━━ Source records ━━
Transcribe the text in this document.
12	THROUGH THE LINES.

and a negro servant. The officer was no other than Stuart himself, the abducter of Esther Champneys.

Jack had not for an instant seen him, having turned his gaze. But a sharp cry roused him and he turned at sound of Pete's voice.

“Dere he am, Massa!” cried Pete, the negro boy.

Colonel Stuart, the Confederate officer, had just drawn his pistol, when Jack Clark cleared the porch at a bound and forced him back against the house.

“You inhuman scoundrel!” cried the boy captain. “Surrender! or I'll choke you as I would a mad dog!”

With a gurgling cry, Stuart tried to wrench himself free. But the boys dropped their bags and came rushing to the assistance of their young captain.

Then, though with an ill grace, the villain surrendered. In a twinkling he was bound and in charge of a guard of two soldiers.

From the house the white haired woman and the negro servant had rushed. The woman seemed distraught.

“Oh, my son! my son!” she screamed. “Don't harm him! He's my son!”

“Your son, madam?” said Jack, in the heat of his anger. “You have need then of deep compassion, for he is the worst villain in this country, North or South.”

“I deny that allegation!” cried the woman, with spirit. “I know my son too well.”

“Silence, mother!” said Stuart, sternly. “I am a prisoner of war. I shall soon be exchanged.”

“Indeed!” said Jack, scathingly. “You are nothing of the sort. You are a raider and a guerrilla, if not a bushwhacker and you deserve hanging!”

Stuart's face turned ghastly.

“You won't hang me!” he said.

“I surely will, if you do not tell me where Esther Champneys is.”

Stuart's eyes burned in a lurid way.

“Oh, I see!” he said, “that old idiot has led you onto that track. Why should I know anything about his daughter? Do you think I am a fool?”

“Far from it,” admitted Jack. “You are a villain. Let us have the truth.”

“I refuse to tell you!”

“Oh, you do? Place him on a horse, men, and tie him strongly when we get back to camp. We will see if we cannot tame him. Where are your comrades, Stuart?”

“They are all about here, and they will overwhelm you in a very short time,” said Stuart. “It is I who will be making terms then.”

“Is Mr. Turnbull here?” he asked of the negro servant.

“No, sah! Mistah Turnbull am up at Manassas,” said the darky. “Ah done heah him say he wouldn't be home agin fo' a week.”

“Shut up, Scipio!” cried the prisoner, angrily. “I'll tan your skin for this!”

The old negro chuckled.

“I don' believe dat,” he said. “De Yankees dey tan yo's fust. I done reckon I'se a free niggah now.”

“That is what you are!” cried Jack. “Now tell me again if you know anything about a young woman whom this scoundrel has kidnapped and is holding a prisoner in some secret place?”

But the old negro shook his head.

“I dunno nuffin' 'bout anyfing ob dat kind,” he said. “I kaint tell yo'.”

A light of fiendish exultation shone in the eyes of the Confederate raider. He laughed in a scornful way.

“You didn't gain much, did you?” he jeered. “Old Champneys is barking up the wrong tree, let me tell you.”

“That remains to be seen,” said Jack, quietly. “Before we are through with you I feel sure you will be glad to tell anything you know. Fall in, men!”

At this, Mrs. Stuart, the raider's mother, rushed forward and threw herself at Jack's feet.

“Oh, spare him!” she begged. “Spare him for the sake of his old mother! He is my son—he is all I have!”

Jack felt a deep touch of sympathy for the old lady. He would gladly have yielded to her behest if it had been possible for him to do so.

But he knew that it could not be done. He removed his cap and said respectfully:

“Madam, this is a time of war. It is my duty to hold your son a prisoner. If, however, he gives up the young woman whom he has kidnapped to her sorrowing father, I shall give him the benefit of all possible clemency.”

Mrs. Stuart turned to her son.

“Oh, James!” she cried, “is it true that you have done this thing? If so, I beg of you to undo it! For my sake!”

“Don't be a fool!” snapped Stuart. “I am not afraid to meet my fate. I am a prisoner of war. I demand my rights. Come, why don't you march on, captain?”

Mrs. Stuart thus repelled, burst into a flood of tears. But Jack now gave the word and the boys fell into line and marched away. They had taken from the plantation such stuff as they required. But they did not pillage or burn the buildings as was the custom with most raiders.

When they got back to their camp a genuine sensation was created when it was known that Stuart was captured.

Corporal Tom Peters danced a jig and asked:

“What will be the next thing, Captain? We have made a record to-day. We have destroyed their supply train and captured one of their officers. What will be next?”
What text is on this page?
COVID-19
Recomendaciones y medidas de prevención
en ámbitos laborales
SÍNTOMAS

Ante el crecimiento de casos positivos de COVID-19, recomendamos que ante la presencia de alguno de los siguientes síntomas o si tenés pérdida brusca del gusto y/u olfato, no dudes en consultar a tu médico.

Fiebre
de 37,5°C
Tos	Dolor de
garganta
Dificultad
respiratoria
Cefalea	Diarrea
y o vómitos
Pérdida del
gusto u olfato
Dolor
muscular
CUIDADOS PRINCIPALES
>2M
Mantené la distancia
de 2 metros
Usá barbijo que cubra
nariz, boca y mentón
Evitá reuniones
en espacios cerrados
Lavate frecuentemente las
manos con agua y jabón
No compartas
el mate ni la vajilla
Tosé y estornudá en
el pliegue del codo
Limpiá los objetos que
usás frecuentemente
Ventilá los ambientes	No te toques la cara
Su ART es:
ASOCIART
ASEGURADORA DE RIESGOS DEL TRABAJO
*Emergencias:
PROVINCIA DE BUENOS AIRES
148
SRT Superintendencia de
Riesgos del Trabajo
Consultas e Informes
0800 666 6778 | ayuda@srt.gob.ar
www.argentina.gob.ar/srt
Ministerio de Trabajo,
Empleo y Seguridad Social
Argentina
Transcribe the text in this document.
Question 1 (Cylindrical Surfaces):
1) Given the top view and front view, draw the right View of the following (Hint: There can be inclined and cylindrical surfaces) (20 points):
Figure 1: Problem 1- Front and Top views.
━━━
**What to produce**
Quote all the records. Keep every word exact.

**Task answer**
Transcribe the text in this document.
12	THROUGH THE LINES.

and a negro servant. The officer was no other than Stuart himself, the abducter of Esther Champneys.

Jack had not for an instant seen him, having turned his gaze. But a sharp cry roused him and he turned at sound of Pete's voice.

“Dere he am, Massa!” cried Pete, the negro boy.

Colonel Stuart, the Confederate officer, had just drawn his pistol, when Jack Clark cleared the porch at a bound and forced him back against the house.

“You inhuman scoundrel!” cried the boy captain. “Surrender! or I'll choke you as I would a mad dog!”

With a gurgling cry, Stuart tried to wrench himself free. But the boys dropped their bags and came rushing to the assistance of their young captain.

Then, though with an ill grace, the villain surrendered. In a twinkling he was bound and in charge of a guard of two soldiers.

From the house the white haired woman and the negro servant had rushed. The woman seemed distraught.

“Oh, my son! my son!” she screamed. “Don't harm him! He's my son!”

“Your son, madam?” said Jack, in the heat of his anger. “You have need then of deep compassion, for he is the worst villain in this country, North or South.”

“I deny that allegation!” cried the woman, with spirit. “I know my son too well.”

“Silence, mother!” said Stuart, sternly. “I am a prisoner of war. I shall soon be exchanged.”

“Indeed!” said Jack, scathingly. “You are nothing of the sort. You are a raider and a guerrilla, if not a bushwhacker and you deserve hanging!”

Stuart's face turned ghastly.

“You won't hang me!” he said.

“I surely will, if you do not tell me where Esther Champneys is.”

Stuart's eyes burned in a lurid way.

“Oh, I see!” he said, “that old idiot has led you onto that track. Why should I know anything about his daughter? Do you think I am a fool?”

“Far from it,” admitted Jack. “You are a villain. Let us have the truth.”

“I refuse to tell you!”

“Oh, you do? Place him on a horse, men, and tie him strongly when we get back to camp. We will see if we cannot tame him. Where are your comrades, Stuart?”

“They are all about here, and they will overwhelm you in a very short time,” said Stuart. “It is I who will be making terms then.”

“Is Mr. Turnbull here?” he asked of the negro servant.

“No, sah! Mistah Turnbull am up at Manassas,” said the darky. “Ah done heah him say he wouldn't be home agin fo' a week.”

“Shut up, Scipio!” cried the prisoner, angrily. “I'll tan your skin for this!”

The old negro chuckled.

“I don' believe dat,” he said. “De Yankees dey tan yo's fust. I done reckon I'se a free niggah now.”

“That is what you are!” cried Jack. “Now tell me again if you know anything about a young woman whom this scoundrel has kidnapped and is holding a prisoner in some secret place?”

But the old negro shook his head.

“I dunno nuffin' 'bout anyfing ob dat kind,” he said. “I kaint tell yo'.”

A light of fiendish exultation shone in the eyes of the Confederate raider. He laughed in a scornful way.

“You didn't gain much, did you?” he jeered. “Old Champneys is barking up the wrong tree, let me tell you.”

“That remains to be seen,” said Jack, quietly. “Before we are through with you I feel sure you will be glad to tell anything you know. Fall in, men!”

At this, Mrs. Stuart, the raider's mother, rushed forward and threw herself at Jack's feet.

“Oh, spare him!” she begged. “Spare him for the sake of his old mother! He is my son—he is all I have!”

Jack felt a deep touch of sympathy for the old lady. He would gladly have yielded to her behest if it had been possible for him to do so.

But he knew that it could not be done. He removed his cap and said respectfully:

“Madam, this is a time of war. It is my duty to hold your son a prisoner. If, however, he gives up the young woman whom he has kidnapped to her sorrowing father, I shall give him the benefit of all possible clemency.”

Mrs. Stuart turned to her son.

“Oh, James!” she cried, “is it true that you have done this thing? If so, I beg of you to undo it! For my sake!”

“Don't be a fool!” snapped Stuart. “I am not afraid to meet my fate. I am a prisoner of war. I demand my rights. Come, why don't you march on, captain?”

Mrs. Stuart thus repelled, burst into a flood of tears. But Jack now gave the word and the boys fell into line and marched away. They had taken from the plantation such stuff as they required. But they did not pillage or burn the buildings as was the custom with most raiders.

When they got back to their camp a genuine sensation was created when it was known that Stuart was captured.

Corporal Tom Peters danced a jig and asked:

“What will be the next thing, Captain? We have made a record to-day. We have destroyed their supply train and captured one of their officers. What will be next?”
What text is on this page?
COVID-19
Recomendaciones y medidas de prevención
en ámbitos laborales
SÍNTOMAS

Ante el crecimiento de casos positivos de COVID-19, recomendamos que ante la presencia de alguno de los siguientes síntomas o si tenés pérdida brusca del gusto y/u olfato, no dudes en consultar a tu médico.

Fiebre
de 37,5°C
Tos	Dolor de
garganta
Dificultad
respiratoria
Cefalea	Diarrea
y o vómitos
Pérdida del
gusto u olfato
Dolor
muscular
CUIDADOS PRINCIPALES
>2M
Mantené la distancia
de 2 metros
Usá barbijo que cubra
nariz, boca y mentón
Evitá reuniones
en espacios cerrados
Lavate frecuentemente las
manos con agua y jabón
No compartas
el mate ni la vajilla
Tosé y estornudá en
el pliegue del codo
Limpiá los objetos que
usás frecuentemente
Ventilá los ambientes	No te toques la cara
Su ART es:
ASOCIART
ASEGURADORA DE RIESGOS DEL TRABAJO
*Emergencias:
PROVINCIA DE BUENOS AIRES
148
SRT Superintendencia de
Riesgos del Trabajo
Consultas e Informes
0800 666 6778 | ayuda@srt.gob.ar
www.argentina.gob.ar/srt
Ministerio de Trabajo,
Empleo y Seguridad Social
Argentina
Transcribe the text in this document.
Question 1 (Cylindrical Surfaces):
1) Given the top view and front view, draw the right View of the following (Hint: There can be inclined and cylindrical surfaces) (20 points):
Figure 1: Problem 1- Front and Top views.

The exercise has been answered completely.